- _Task statement_: Skip all pictures, then print the remaining material exactly.

- _Records to use_:

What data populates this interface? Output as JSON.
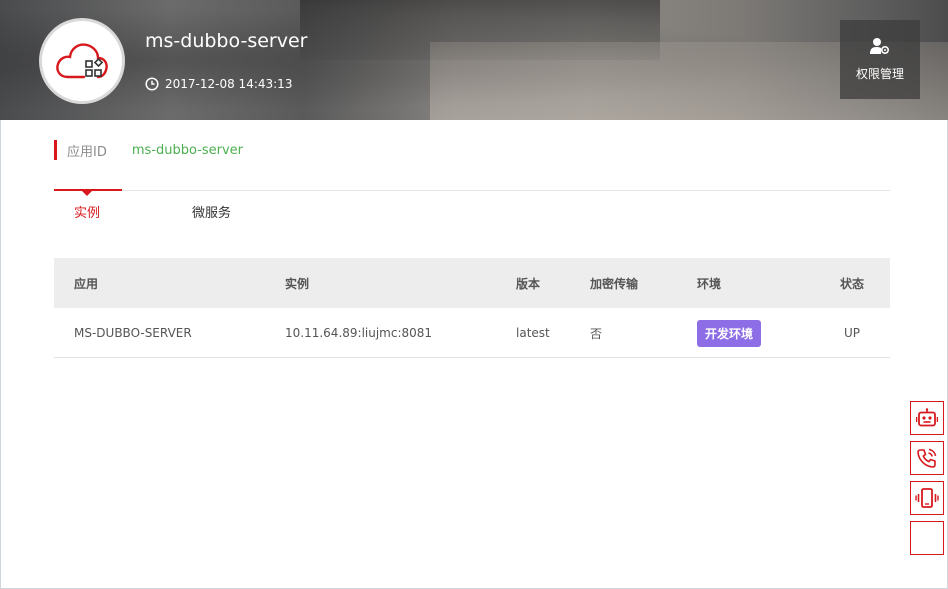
{
  "header": {
    "app_name": "ms-dubbo-server",
    "created_time": "2017-12-08 14:43:13",
    "permission_label": "权限管理"
  },
  "app_id": {
    "label": "应用ID",
    "value": "ms-dubbo-server"
  },
  "tabs": [
    {
      "label": "实例",
      "active": true
    },
    {
      "label": "微服务",
      "active": false
    }
  ],
  "table": {
    "columns": [
      "应用",
      "实例",
      "版本",
      "加密传输",
      "环境",
      "状态"
    ],
    "rows": [
      {
        "app": "MS-DUBBO-SERVER",
        "instance": "10.11.64.89:liujmc:8081",
        "version": "latest",
        "encrypted": "否",
        "env": "开发环境",
        "status": "UP"
      }
    ]
  },
  "side_buttons": [
    "robot-icon",
    "phone-icon",
    "mobile-icon",
    "blank"
  ],
  "colors": {
    "accent": "#d7191e",
    "app_id_value": "#4caf50",
    "env_badge": "#8d6ee6"
  }
}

- _Result_:
What data populates this interface? Output as JSON.
{
  "header": {
    "app_name": "ms-dubbo-server",
    "created_time": "2017-12-08 14:43:13",
    "permission_label": "权限管理"
  },
  "app_id": {
    "label": "应用ID",
    "value": "ms-dubbo-server"
  },
  "tabs": [
    {
      "label": "实例",
      "active": true
    },
    {
      "label": "微服务",
      "active": false
    }
  ],
  "table": {
    "columns": [
      "应用",
      "实例",
      "版本",
      "加密传输",
      "环境",
      "状态"
    ],
    "rows": [
      {
        "app": "MS-DUBBO-SERVER",
        "instance": "10.11.64.89:liujmc:8081",
        "version": "latest",
        "encrypted": "否",
        "env": "开发环境",
        "status": "UP"
      }
    ]
  },
  "side_buttons": [
    "robot-icon",
    "phone-icon",
    "mobile-icon",
    "blank"
  ],
  "colors": {
    "accent": "#d7191e",
    "app_id_value": "#4caf50",
    "env_badge": "#8d6ee6"
  }
}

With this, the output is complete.